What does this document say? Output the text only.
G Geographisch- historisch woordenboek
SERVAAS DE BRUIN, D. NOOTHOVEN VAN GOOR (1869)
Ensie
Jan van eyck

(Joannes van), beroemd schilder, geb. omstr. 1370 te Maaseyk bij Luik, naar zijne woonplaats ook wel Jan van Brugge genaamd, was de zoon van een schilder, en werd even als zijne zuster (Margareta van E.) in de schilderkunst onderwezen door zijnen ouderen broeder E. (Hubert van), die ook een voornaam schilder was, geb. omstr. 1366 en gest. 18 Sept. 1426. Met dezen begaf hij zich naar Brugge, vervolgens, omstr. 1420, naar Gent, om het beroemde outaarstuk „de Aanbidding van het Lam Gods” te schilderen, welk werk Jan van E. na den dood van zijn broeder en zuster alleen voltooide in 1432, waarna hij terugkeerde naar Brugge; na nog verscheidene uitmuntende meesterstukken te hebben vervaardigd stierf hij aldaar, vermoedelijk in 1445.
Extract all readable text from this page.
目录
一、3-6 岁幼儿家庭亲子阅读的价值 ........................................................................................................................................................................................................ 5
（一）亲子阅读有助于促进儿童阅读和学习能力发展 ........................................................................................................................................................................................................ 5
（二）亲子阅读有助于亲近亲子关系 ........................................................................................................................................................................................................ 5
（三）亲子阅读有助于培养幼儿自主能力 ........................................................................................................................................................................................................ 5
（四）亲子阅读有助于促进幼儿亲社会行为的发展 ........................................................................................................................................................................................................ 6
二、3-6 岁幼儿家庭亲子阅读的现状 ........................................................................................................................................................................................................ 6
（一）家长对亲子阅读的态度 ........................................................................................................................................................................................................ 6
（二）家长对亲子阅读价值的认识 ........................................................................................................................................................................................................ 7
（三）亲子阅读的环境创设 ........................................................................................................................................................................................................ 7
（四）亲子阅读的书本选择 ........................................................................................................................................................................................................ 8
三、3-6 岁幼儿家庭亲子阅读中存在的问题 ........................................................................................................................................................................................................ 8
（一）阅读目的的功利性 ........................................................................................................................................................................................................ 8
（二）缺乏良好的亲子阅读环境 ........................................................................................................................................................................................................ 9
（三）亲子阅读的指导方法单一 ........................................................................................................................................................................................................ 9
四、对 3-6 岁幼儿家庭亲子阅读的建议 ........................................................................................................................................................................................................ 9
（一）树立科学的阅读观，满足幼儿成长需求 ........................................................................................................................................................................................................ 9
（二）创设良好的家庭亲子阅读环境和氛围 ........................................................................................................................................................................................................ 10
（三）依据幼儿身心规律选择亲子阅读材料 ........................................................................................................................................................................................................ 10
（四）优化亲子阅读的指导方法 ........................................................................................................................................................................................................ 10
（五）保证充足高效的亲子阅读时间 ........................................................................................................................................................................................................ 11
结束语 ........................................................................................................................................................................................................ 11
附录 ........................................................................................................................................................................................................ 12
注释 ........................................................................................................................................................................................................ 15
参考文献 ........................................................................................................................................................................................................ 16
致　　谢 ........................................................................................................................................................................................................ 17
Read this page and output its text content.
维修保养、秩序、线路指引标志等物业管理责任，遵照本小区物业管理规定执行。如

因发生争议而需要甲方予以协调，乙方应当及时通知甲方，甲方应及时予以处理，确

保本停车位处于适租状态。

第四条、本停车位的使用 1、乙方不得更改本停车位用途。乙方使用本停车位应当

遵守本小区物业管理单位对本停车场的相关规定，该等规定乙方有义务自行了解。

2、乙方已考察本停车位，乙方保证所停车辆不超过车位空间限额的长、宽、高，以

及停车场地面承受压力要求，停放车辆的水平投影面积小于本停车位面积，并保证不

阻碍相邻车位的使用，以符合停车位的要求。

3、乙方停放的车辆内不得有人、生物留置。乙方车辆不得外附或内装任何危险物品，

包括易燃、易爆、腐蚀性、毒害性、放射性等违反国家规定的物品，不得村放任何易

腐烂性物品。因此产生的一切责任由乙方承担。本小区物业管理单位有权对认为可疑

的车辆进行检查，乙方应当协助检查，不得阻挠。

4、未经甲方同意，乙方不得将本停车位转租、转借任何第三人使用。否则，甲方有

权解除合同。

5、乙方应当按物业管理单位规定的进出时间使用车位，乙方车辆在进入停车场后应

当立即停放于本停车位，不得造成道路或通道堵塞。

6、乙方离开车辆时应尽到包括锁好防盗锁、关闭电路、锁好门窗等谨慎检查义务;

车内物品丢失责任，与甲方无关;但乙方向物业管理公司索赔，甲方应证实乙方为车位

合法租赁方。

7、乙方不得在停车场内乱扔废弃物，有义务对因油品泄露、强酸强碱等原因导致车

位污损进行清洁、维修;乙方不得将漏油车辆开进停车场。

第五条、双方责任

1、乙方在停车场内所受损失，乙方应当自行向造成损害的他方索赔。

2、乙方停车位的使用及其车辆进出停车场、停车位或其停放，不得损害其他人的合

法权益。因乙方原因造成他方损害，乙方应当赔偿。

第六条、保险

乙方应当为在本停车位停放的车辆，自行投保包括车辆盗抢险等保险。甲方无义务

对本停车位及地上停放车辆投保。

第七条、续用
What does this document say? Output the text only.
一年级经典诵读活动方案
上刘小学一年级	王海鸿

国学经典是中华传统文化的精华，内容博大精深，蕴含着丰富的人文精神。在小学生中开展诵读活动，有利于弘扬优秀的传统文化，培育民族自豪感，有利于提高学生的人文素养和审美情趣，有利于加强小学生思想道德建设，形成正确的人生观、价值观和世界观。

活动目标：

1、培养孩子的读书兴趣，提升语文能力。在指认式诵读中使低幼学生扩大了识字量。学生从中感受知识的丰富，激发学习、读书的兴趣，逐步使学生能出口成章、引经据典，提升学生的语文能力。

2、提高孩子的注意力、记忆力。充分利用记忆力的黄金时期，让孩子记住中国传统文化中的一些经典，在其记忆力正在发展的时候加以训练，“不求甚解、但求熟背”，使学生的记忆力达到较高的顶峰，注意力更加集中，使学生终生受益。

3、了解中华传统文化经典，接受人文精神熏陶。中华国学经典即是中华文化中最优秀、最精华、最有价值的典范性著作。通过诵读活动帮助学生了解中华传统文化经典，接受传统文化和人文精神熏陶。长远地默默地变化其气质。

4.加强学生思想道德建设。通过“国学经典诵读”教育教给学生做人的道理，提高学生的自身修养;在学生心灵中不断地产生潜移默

++++

Exercise requirements ::
Your task is to transcribe the material exactly.

Written reply ::
What does this document say? Output the text only.
G Geographisch- historisch woordenboek
SERVAAS DE BRUIN, D. NOOTHOVEN VAN GOOR (1869)
Ensie
Jan van eyck

(Joannes van), beroemd schilder, geb. omstr. 1370 te Maaseyk bij Luik, naar zijne woonplaats ook wel Jan van Brugge genaamd, was de zoon van een schilder, en werd even als zijne zuster (Margareta van E.) in de schilderkunst onderwezen door zijnen ouderen broeder E. (Hubert van), die ook een voornaam schilder was, geb. omstr. 1366 en gest. 18 Sept. 1426. Met dezen begaf hij zich naar Brugge, vervolgens, omstr. 1420, naar Gent, om het beroemde outaarstuk „de Aanbidding van het Lam Gods” te schilderen, welk werk Jan van E. na den dood van zijn broeder en zuster alleen voltooide in 1432, waarna hij terugkeerde naar Brugge; na nog verscheidene uitmuntende meesterstukken te hebben vervaardigd stierf hij aldaar, vermoedelijk in 1445.
Extract all readable text from this page.
目录
一、3-6 岁幼儿家庭亲子阅读的价值 ........................................................................................................................................................................................................ 5
（一）亲子阅读有助于促进儿童阅读和学习能力发展 ........................................................................................................................................................................................................ 5
（二）亲子阅读有助于亲近亲子关系 ........................................................................................................................................................................................................ 5
（三）亲子阅读有助于培养幼儿自主能力 ........................................................................................................................................................................................................ 5
（四）亲子阅读有助于促进幼儿亲社会行为的发展 ........................................................................................................................................................................................................ 6
二、3-6 岁幼儿家庭亲子阅读的现状 ........................................................................................................................................................................................................ 6
（一）家长对亲子阅读的态度 ........................................................................................................................................................................................................ 6
（二）家长对亲子阅读价值的认识 ........................................................................................................................................................................................................ 7
（三）亲子阅读的环境创设 ........................................................................................................................................................................................................ 7
（四）亲子阅读的书本选择 ........................................................................................................................................................................................................ 8
三、3-6 岁幼儿家庭亲子阅读中存在的问题 ........................................................................................................................................................................................................ 8
（一）阅读目的的功利性 ........................................................................................................................................................................................................ 8
（二）缺乏良好的亲子阅读环境 ........................................................................................................................................................................................................ 9
（三）亲子阅读的指导方法单一 ........................................................................................................................................................................................................ 9
四、对 3-6 岁幼儿家庭亲子阅读的建议 ........................................................................................................................................................................................................ 9
（一）树立科学的阅读观，满足幼儿成长需求 ........................................................................................................................................................................................................ 9
（二）创设良好的家庭亲子阅读环境和氛围 ........................................................................................................................................................................................................ 10
（三）依据幼儿身心规律选择亲子阅读材料 ........................................................................................................................................................................................................ 10
（四）优化亲子阅读的指导方法 ........................................................................................................................................................................................................ 10
（五）保证充足高效的亲子阅读时间 ........................................................................................................................................................................................................ 11
结束语 ........................................................................................................................................................................................................ 11
附录 ........................................................................................................................................................................................................ 12
注释 ........................................................................................................................................................................................................ 15
参考文献 ........................................................................................................................................................................................................ 16
致　　谢 ........................................................................................................................................................................................................ 17
Read this page and output its text content.
维修保养、秩序、线路指引标志等物业管理责任，遵照本小区物业管理规定执行。如

因发生争议而需要甲方予以协调，乙方应当及时通知甲方，甲方应及时予以处理，确

保本停车位处于适租状态。

第四条、本停车位的使用 1、乙方不得更改本停车位用途。乙方使用本停车位应当

遵守本小区物业管理单位对本停车场的相关规定，该等规定乙方有义务自行了解。

2、乙方已考察本停车位，乙方保证所停车辆不超过车位空间限额的长、宽、高，以

及停车场地面承受压力要求，停放车辆的水平投影面积小于本停车位面积，并保证不

阻碍相邻车位的使用，以符合停车位的要求。

3、乙方停放的车辆内不得有人、生物留置。乙方车辆不得外附或内装任何危险物品，

包括易燃、易爆、腐蚀性、毒害性、放射性等违反国家规定的物品，不得村放任何易

腐烂性物品。因此产生的一切责任由乙方承担。本小区物业管理单位有权对认为可疑

的车辆进行检查，乙方应当协助检查，不得阻挠。

4、未经甲方同意，乙方不得将本停车位转租、转借任何第三人使用。否则，甲方有

权解除合同。

5、乙方应当按物业管理单位规定的进出时间使用车位，乙方车辆在进入停车场后应

当立即停放于本停车位，不得造成道路或通道堵塞。

6、乙方离开车辆时应尽到包括锁好防盗锁、关闭电路、锁好门窗等谨慎检查义务;

车内物品丢失责任，与甲方无关;但乙方向物业管理公司索赔，甲方应证实乙方为车位

合法租赁方。

7、乙方不得在停车场内乱扔废弃物，有义务对因油品泄露、强酸强碱等原因导致车

位污损进行清洁、维修;乙方不得将漏油车辆开进停车场。

第五条、双方责任

1、乙方在停车场内所受损失，乙方应当自行向造成损害的他方索赔。

2、乙方停车位的使用及其车辆进出停车场、停车位或其停放，不得损害其他人的合

法权益。因乙方原因造成他方损害，乙方应当赔偿。

第六条、保险

乙方应当为在本停车位停放的车辆，自行投保包括车辆盗抢险等保险。甲方无义务

对本停车位及地上停放车辆投保。

第七条、续用
What does this document say? Output the text only.
一年级经典诵读活动方案
上刘小学一年级	王海鸿

国学经典是中华传统文化的精华，内容博大精深，蕴含着丰富的人文精神。在小学生中开展诵读活动，有利于弘扬优秀的传统文化，培育民族自豪感，有利于提高学生的人文素养和审美情趣，有利于加强小学生思想道德建设，形成正确的人生观、价值观和世界观。

活动目标：

1、培养孩子的读书兴趣，提升语文能力。在指认式诵读中使低幼学生扩大了识字量。学生从中感受知识的丰富，激发学习、读书的兴趣，逐步使学生能出口成章、引经据典，提升学生的语文能力。

2、提高孩子的注意力、记忆力。充分利用记忆力的黄金时期，让孩子记住中国传统文化中的一些经典，在其记忆力正在发展的时候加以训练，“不求甚解、但求熟背”，使学生的记忆力达到较高的顶峰，注意力更加集中，使学生终生受益。

3、了解中华传统文化经典，接受人文精神熏陶。中华国学经典即是中华文化中最优秀、最精华、最有价值的典范性著作。通过诵读活动帮助学生了解中华传统文化经典，接受传统文化和人文精神熏陶。长远地默默地变化其气质。

4.加强学生思想道德建设。通过“国学经典诵读”教育教给学生做人的道理，提高学生的自身修养;在学生心灵中不断地产生潜移默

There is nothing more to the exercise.